(Stored records)

☆ ☆ ☆ ☆ ☆

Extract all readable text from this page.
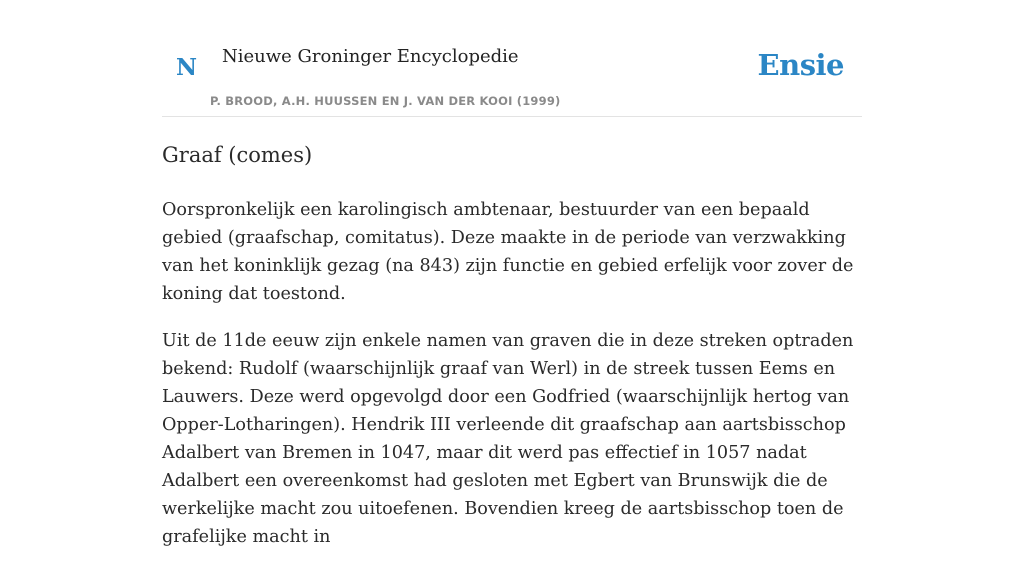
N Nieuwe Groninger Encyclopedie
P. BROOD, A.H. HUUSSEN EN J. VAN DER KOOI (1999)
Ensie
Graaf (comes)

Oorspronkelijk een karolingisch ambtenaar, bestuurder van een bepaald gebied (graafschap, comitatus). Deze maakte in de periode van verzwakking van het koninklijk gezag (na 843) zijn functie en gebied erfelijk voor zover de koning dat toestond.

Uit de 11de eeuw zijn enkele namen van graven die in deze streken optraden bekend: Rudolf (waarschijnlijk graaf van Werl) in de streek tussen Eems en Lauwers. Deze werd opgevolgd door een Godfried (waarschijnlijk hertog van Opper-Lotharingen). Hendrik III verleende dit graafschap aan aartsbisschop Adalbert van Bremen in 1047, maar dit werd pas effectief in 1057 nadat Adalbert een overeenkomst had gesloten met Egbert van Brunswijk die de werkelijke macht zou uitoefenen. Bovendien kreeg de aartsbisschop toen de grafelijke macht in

☆ ☆ ☆ ☆ ☆

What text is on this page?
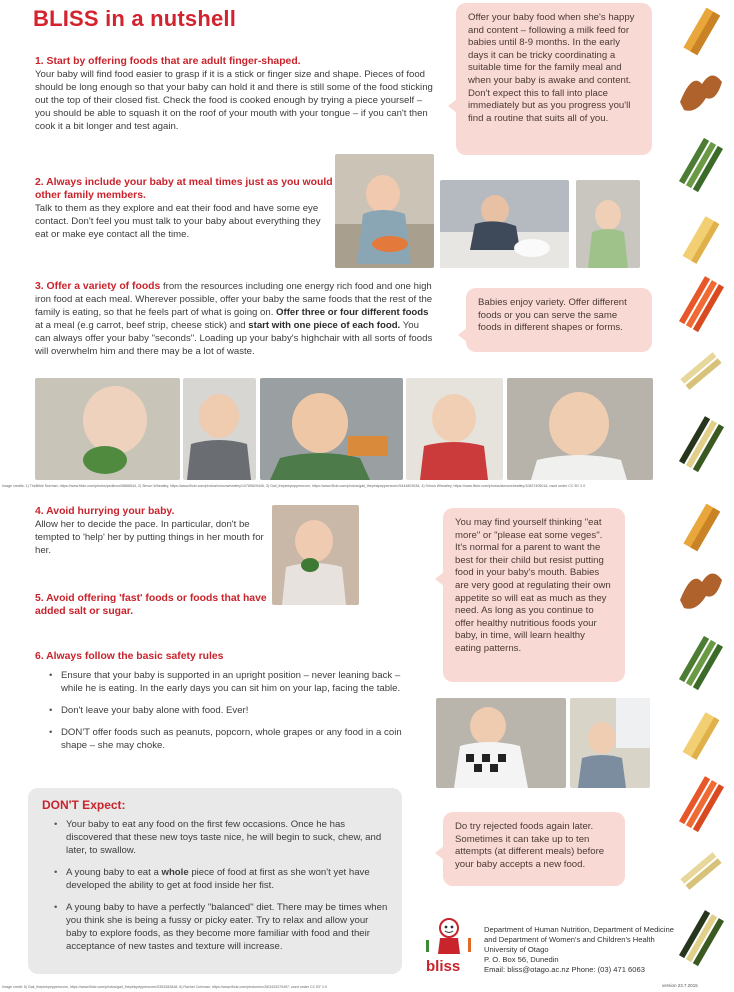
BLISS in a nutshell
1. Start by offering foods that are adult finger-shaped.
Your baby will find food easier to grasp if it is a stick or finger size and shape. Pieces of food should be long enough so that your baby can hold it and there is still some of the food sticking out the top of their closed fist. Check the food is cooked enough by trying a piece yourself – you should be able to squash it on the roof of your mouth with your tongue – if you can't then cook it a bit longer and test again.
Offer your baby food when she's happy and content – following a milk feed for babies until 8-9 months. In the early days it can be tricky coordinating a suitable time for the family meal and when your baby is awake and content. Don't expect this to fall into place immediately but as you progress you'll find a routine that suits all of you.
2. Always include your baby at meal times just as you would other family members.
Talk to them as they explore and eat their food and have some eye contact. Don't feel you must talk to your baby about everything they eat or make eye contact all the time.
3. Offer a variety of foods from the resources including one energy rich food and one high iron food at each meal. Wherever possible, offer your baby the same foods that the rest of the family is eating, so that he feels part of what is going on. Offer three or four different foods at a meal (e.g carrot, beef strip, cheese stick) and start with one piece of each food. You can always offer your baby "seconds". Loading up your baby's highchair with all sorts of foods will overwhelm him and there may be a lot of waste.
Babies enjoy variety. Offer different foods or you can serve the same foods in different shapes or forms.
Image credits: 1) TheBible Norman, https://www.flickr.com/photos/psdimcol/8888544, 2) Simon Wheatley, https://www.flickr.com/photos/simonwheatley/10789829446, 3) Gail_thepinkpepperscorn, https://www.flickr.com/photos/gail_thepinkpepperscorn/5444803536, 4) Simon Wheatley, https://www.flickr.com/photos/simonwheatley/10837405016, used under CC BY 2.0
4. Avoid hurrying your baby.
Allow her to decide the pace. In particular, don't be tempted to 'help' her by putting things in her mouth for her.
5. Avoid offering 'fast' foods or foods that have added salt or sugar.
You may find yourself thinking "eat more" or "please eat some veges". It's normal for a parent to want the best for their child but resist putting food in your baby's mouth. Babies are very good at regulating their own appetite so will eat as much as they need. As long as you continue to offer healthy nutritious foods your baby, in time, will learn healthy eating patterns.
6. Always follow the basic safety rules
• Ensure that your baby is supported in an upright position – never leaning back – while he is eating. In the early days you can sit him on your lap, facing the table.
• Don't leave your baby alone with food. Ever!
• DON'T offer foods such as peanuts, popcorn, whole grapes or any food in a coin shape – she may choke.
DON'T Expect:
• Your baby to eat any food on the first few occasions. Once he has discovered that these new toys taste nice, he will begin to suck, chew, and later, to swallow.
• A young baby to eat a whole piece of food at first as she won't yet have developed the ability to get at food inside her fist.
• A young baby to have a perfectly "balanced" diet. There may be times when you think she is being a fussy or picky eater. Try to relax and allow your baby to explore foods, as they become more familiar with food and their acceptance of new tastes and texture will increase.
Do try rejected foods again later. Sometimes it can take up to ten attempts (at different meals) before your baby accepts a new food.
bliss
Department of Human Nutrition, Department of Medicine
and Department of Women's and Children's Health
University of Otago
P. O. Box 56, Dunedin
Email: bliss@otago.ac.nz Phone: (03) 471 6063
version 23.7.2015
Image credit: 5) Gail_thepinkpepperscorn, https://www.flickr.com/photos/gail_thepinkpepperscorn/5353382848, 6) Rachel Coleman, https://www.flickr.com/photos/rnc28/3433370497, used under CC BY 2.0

☆ ☆ ☆ ☆ ☆

### THE REQUEST:
Go through the entries above and copy every line containing "photos".

### EXERCISE RESPONSE:
Image credits: 1) TheBible Norman, https://www.flickr.com/photos/psdimcol/8888544, 2) Simon Wheatley, https://www.flickr.com/photos/simonwheatley/10789829446, 3) Gail_thepinkpepperscorn, https://www.flickr.com/photos/gail_thepinkpepperscorn/5444803536, 4) Simon Wheatley, https://www.flickr.com/photos/simonwheatley/10837405016, used under CC BY 2.0
Image credit: 5) Gail_thepinkpepperscorn, https://www.flickr.com/photos/gail_thepinkpepperscorn/5353382848, 6) Rachel Coleman, https://www.flickr.com/photos/rnc28/3433370497, used under CC BY 2.0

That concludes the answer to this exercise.